It feels good to do things for others. It feels somewhat less good to not be very good at it, but still we try. This is how we learn. Or at least have things to write about.

This week, my office sponsored an event to write cards for the elderly. At lunchtime, they set up supplies like an elementary school art room, with cardboard and pens and markers and glue and that corduroy kind of paper that's all wavy for no good reason.

(I mean, honestly. What's that stuff good for? You can't write on it. All the wavy bits get smushed down or ripped open when you try to use it. Is it just a tool to teach kids at an early age that they'll never have nice things?

Because that's an important lesson, to be sure. But I'm not sure it belongs in art class. At least wait until the munchkins make it to social studies, would you?)

Frankly, I didn't know people still gave each other cards. We've had a few years to get pretty good at this whole "21st century" business, after all. I thought we'd all moved on to birthday pokes on Facebook and get well IMs and tweets at Christmas saying, "Fuckin' fruitcakes, how do they work?"

This is a fine and noble endeavor, and I wanted to be a part of spreading joy to those who have mostly forgotten what the word means. Or where they left the TV remote. Or to put on pants.

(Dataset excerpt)
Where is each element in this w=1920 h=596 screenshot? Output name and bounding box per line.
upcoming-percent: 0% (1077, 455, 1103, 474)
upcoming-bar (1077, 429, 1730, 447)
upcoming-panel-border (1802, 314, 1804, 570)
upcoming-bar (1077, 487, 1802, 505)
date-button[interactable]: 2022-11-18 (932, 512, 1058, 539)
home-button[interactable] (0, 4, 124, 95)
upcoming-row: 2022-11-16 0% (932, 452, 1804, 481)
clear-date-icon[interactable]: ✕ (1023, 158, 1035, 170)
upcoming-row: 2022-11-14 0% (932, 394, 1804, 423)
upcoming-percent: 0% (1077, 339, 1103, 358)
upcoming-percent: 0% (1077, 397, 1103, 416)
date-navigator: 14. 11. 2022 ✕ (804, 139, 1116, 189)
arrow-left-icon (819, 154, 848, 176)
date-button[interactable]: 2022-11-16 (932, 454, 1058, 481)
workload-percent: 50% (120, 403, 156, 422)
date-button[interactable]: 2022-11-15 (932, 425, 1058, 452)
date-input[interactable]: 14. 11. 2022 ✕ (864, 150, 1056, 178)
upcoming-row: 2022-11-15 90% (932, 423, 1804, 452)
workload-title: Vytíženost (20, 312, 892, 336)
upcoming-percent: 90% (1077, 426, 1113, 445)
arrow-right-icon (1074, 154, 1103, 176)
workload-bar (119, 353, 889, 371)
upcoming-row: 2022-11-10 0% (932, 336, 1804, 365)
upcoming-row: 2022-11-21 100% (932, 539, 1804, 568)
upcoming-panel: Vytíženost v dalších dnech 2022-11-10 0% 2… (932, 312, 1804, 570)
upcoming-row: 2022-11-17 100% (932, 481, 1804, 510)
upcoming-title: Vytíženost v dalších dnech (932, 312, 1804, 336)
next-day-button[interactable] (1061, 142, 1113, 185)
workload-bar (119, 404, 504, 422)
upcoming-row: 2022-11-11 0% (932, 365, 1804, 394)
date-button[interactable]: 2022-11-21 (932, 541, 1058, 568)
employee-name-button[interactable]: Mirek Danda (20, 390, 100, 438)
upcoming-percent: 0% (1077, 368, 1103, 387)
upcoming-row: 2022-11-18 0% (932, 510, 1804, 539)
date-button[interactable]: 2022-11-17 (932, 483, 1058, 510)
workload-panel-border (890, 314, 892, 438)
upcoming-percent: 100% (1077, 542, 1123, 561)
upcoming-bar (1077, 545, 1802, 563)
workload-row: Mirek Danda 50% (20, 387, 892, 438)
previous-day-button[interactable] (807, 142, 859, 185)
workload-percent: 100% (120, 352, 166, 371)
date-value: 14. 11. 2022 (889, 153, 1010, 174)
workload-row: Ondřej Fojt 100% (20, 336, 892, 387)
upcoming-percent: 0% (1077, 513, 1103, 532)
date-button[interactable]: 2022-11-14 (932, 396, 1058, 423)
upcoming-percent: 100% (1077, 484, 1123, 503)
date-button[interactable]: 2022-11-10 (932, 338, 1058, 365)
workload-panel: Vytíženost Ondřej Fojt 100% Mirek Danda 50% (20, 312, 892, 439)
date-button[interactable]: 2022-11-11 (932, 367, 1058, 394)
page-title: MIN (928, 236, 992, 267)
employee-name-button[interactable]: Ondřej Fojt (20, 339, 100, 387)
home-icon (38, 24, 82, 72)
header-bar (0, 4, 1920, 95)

> **Written exercise 1**: Render this sentence from the card-writing essay into Spanish: "This week, my office sponsored an event to write cards for the elderly."
> **Written exercise 2**: Reproduce word for word the part of the card-writing essay that opens with the words containing "It feels good" and closes with "studies, would you?)".

> **Solution 1**: Esta semana, mi oficina patrocinó un evento para escribir tarjetas para las personas mayores.

> **Solution 2**:
It feels good to do things for others. It feels somewhat less good to not be very good at it, but still we try. This is how we learn. Or at least have things to write about.

This week, my office sponsored an event to write cards for the elderly. At lunchtime, they set up supplies like an elementary school art room, with cardboard and pens and markers and glue and that corduroy kind of paper that's all wavy for no good reason.

(I mean, honestly. What's that stuff good for? You can't write on it. All the wavy bits get smushed down or ripped open when you try to use it. Is it just a tool to teach kids at an early age that they'll never have nice things?

Because that's an important lesson, to be sure. But I'm not sure it belongs in art class. At least wait until the munchkins make it to social studies, would you?)